_Exercise goal:_ Lift out all lines below that contain "xlabel".

_Supplied entries:_
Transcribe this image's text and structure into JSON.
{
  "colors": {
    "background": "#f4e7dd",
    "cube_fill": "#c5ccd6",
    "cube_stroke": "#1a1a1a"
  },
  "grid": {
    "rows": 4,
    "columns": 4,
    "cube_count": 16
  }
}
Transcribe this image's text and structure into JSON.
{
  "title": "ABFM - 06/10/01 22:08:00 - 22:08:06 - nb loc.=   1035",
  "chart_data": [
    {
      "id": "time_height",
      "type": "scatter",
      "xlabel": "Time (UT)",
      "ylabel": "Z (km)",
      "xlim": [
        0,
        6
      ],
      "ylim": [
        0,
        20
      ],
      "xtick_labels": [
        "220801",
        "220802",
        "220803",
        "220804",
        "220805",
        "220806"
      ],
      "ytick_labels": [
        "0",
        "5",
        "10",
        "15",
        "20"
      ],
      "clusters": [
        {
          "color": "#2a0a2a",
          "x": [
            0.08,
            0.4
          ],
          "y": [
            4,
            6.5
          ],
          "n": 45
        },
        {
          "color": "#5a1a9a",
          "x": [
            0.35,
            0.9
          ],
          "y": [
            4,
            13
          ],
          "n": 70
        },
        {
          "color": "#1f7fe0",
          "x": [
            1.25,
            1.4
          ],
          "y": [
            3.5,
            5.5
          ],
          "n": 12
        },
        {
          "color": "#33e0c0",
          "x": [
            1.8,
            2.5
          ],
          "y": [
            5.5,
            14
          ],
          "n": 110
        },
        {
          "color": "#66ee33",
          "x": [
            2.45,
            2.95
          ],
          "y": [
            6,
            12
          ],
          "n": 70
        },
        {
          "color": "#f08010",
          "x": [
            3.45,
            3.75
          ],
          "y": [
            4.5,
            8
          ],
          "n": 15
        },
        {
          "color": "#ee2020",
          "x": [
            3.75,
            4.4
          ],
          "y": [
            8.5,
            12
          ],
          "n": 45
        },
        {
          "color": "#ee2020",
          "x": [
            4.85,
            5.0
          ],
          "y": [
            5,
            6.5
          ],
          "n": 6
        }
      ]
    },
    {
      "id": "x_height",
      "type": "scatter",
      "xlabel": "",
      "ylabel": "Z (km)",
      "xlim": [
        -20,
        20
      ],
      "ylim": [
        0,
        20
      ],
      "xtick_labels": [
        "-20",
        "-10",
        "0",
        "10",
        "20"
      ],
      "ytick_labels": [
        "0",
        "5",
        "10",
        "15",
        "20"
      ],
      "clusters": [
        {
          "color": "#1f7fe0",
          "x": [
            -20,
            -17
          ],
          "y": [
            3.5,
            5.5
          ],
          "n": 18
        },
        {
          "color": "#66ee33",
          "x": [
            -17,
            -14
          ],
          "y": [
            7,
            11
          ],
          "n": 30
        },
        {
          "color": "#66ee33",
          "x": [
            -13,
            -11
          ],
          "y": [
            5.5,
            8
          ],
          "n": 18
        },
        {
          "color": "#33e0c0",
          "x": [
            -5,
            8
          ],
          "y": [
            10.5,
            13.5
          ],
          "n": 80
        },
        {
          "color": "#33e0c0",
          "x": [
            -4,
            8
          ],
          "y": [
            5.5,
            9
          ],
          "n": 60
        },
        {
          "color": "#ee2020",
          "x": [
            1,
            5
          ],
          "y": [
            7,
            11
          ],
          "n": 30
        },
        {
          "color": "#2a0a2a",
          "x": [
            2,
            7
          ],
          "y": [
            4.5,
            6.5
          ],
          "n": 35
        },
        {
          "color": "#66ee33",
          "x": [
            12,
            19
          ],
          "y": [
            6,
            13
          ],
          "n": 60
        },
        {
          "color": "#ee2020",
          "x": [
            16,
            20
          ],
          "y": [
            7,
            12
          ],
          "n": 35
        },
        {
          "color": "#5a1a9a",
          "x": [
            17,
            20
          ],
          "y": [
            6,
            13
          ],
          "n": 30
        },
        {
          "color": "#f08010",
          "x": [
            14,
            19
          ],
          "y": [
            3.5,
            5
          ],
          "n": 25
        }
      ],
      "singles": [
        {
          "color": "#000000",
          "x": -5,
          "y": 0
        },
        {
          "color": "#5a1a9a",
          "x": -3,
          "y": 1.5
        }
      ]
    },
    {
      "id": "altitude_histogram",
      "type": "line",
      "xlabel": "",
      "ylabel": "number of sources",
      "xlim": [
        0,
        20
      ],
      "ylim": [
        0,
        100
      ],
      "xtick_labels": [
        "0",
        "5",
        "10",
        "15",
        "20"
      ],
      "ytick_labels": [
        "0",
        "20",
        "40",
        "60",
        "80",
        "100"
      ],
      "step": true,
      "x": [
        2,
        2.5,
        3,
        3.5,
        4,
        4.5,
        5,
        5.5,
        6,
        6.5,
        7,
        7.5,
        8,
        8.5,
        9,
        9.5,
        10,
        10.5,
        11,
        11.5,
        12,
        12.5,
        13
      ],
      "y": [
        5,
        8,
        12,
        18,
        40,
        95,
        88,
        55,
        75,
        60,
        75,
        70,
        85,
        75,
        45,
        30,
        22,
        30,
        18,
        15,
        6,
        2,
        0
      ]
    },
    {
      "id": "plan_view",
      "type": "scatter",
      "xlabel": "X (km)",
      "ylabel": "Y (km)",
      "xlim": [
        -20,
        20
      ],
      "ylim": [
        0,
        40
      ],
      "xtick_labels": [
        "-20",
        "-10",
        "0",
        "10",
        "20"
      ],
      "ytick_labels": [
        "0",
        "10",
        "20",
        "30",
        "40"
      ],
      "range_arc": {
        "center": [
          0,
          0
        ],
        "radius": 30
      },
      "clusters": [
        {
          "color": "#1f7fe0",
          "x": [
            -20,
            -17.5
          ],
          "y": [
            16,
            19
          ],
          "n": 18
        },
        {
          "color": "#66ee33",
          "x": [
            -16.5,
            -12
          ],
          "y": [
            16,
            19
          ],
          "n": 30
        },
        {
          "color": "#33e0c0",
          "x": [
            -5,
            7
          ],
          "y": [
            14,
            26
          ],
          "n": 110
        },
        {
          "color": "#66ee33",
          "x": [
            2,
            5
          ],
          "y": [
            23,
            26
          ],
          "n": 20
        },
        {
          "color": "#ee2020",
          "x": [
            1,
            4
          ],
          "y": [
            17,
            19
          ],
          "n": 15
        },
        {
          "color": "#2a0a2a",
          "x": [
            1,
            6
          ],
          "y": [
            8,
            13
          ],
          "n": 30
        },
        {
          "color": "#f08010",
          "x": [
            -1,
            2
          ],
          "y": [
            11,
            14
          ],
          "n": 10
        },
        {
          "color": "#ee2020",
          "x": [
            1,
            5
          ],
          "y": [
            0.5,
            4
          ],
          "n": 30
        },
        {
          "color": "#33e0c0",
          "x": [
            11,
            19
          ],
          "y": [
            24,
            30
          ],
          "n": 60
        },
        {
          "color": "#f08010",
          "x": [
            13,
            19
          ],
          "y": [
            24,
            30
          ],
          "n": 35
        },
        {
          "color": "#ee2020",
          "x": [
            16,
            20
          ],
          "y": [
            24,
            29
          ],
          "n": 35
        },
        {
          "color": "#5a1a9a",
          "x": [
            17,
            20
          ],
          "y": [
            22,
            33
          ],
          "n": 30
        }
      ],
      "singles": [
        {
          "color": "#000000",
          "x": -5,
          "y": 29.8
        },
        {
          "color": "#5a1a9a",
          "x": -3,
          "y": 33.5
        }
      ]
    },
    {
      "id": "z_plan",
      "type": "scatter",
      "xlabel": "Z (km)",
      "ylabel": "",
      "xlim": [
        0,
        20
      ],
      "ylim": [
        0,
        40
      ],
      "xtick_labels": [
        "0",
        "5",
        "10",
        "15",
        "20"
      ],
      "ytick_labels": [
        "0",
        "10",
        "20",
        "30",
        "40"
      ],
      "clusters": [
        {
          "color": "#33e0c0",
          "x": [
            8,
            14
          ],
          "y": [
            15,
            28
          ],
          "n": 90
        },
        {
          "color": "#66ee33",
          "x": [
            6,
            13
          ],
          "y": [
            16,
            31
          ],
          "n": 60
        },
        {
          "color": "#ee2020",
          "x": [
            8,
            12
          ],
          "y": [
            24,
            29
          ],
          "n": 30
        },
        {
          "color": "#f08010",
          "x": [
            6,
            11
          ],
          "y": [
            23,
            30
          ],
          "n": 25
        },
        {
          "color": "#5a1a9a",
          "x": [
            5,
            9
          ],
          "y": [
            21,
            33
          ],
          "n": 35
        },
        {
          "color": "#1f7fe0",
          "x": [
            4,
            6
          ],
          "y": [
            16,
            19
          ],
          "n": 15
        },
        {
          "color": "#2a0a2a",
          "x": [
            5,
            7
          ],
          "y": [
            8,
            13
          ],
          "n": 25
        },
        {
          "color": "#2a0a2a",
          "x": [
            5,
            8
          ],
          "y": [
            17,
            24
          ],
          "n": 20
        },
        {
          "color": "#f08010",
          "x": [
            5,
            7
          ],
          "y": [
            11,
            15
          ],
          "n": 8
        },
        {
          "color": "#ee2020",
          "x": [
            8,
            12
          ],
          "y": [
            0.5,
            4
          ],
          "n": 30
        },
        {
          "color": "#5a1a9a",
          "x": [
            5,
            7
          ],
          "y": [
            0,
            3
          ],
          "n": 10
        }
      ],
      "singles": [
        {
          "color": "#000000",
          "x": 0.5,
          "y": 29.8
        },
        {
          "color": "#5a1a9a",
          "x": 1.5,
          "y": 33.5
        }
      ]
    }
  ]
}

_Response to the exercise:_
      "xlabel": "Time (UT)",
      "xlabel": "",
      "xlabel": "",
      "xlabel": "X (km)",
      "xlabel": "Z (km)",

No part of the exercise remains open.